** Set problem **
Retype all the records with nothing changed.

Stored data
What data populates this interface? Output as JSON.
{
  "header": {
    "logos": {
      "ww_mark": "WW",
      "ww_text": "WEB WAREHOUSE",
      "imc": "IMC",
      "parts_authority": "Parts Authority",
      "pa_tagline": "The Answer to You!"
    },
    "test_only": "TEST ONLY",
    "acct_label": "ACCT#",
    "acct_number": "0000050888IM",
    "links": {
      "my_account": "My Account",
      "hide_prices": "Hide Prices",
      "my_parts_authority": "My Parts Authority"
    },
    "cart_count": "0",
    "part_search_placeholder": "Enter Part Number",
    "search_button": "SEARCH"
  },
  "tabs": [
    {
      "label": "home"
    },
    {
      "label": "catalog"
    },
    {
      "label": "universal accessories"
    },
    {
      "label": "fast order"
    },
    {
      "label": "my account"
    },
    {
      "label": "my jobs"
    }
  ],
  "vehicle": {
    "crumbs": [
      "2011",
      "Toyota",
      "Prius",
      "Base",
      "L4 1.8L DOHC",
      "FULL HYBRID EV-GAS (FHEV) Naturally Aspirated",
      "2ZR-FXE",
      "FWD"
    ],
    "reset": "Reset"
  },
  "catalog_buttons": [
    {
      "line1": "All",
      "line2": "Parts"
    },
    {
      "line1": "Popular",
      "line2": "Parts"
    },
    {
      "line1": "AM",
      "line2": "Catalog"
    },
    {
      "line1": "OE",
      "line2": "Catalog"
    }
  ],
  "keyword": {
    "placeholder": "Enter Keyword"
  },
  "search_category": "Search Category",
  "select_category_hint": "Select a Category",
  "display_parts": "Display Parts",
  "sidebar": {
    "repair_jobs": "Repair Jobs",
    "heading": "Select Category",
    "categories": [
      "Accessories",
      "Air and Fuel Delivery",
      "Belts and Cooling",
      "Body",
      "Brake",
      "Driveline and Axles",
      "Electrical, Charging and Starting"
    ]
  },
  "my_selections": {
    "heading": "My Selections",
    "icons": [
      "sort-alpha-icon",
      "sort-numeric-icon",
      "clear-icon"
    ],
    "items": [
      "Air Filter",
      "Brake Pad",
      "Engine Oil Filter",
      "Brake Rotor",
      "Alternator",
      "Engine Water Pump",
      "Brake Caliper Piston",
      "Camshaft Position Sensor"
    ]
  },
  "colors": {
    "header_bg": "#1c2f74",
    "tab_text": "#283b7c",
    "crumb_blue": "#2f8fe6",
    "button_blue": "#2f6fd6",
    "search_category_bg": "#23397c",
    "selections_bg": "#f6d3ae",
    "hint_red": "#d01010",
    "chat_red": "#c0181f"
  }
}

** Reply to the exercise **
What data populates this interface? Output as JSON.
{
  "header": {
    "logos": {
      "ww_mark": "WW",
      "ww_text": "WEB WAREHOUSE",
      "imc": "IMC",
      "parts_authority": "Parts Authority",
      "pa_tagline": "The Answer to You!"
    },
    "test_only": "TEST ONLY",
    "acct_label": "ACCT#",
    "acct_number": "0000050888IM",
    "links": {
      "my_account": "My Account",
      "hide_prices": "Hide Prices",
      "my_parts_authority": "My Parts Authority"
    },
    "cart_count": "0",
    "part_search_placeholder": "Enter Part Number",
    "search_button": "SEARCH"
  },
  "tabs": [
    {
      "label": "home"
    },
    {
      "label": "catalog"
    },
    {
      "label": "universal accessories"
    },
    {
      "label": "fast order"
    },
    {
      "label": "my account"
    },
    {
      "label": "my jobs"
    }
  ],
  "vehicle": {
    "crumbs": [
      "2011",
      "Toyota",
      "Prius",
      "Base",
      "L4 1.8L DOHC",
      "FULL HYBRID EV-GAS (FHEV) Naturally Aspirated",
      "2ZR-FXE",
      "FWD"
    ],
    "reset": "Reset"
  },
  "catalog_buttons": [
    {
      "line1": "All",
      "line2": "Parts"
    },
    {
      "line1": "Popular",
      "line2": "Parts"
    },
    {
      "line1": "AM",
      "line2": "Catalog"
    },
    {
      "line1": "OE",
      "line2": "Catalog"
    }
  ],
  "keyword": {
    "placeholder": "Enter Keyword"
  },
  "search_category": "Search Category",
  "select_category_hint": "Select a Category",
  "display_parts": "Display Parts",
  "sidebar": {
    "repair_jobs": "Repair Jobs",
    "heading": "Select Category",
    "categories": [
      "Accessories",
      "Air and Fuel Delivery",
      "Belts and Cooling",
      "Body",
      "Brake",
      "Driveline and Axles",
      "Electrical, Charging and Starting"
    ]
  },
  "my_selections": {
    "heading": "My Selections",
    "icons": [
      "sort-alpha-icon",
      "sort-numeric-icon",
      "clear-icon"
    ],
    "items": [
      "Air Filter",
      "Brake Pad",
      "Engine Oil Filter",
      "Brake Rotor",
      "Alternator",
      "Engine Water Pump",
      "Brake Caliper Piston",
      "Camshaft Position Sensor"
    ]
  },
  "colors": {
    "header_bg": "#1c2f74",
    "tab_text": "#283b7c",
    "crumb_blue": "#2f8fe6",
    "button_blue": "#2f6fd6",
    "search_category_bg": "#23397c",
    "selections_bg": "#f6d3ae",
    "hint_red": "#d01010",
    "chat_red": "#c0181f"
  }
}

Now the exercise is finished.